• Exercise task
Filter the entries, keeping every line with the word "name".

··· Supplied material

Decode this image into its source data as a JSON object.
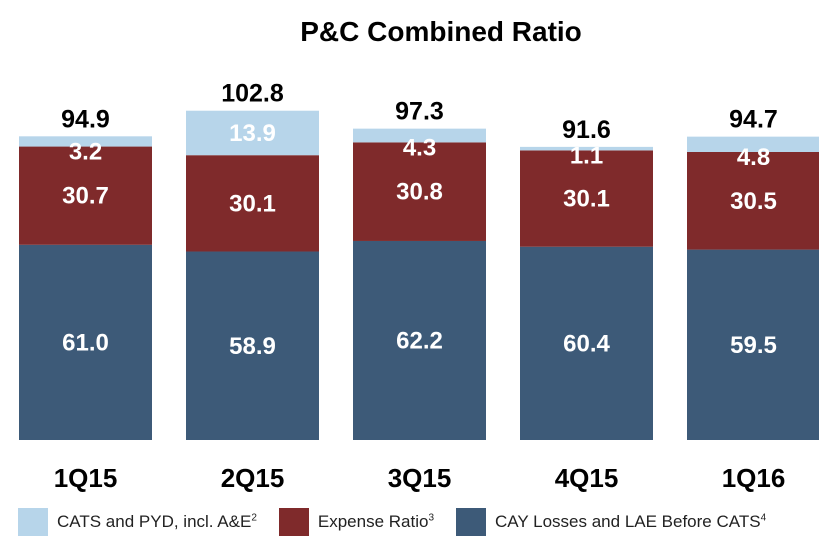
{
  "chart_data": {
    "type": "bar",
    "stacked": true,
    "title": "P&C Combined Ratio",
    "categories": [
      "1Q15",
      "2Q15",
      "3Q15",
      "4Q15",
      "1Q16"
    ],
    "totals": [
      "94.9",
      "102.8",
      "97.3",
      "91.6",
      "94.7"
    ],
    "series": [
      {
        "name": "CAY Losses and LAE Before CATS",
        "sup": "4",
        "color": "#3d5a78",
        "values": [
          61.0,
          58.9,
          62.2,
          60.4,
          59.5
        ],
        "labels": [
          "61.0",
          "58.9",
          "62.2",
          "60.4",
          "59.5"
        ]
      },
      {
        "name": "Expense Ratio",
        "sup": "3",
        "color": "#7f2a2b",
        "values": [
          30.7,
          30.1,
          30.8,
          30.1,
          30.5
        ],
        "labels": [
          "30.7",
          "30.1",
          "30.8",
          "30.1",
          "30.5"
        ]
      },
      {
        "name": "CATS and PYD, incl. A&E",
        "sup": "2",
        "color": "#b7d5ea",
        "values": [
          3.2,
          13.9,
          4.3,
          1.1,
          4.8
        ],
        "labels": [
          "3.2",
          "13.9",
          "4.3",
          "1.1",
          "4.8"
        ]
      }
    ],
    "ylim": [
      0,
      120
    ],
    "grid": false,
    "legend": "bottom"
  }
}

······

• The result
        "name": "CAY Losses and LAE Before CATS",
        "name": "Expense Ratio",
        "name": "CATS and PYD, incl. A&E",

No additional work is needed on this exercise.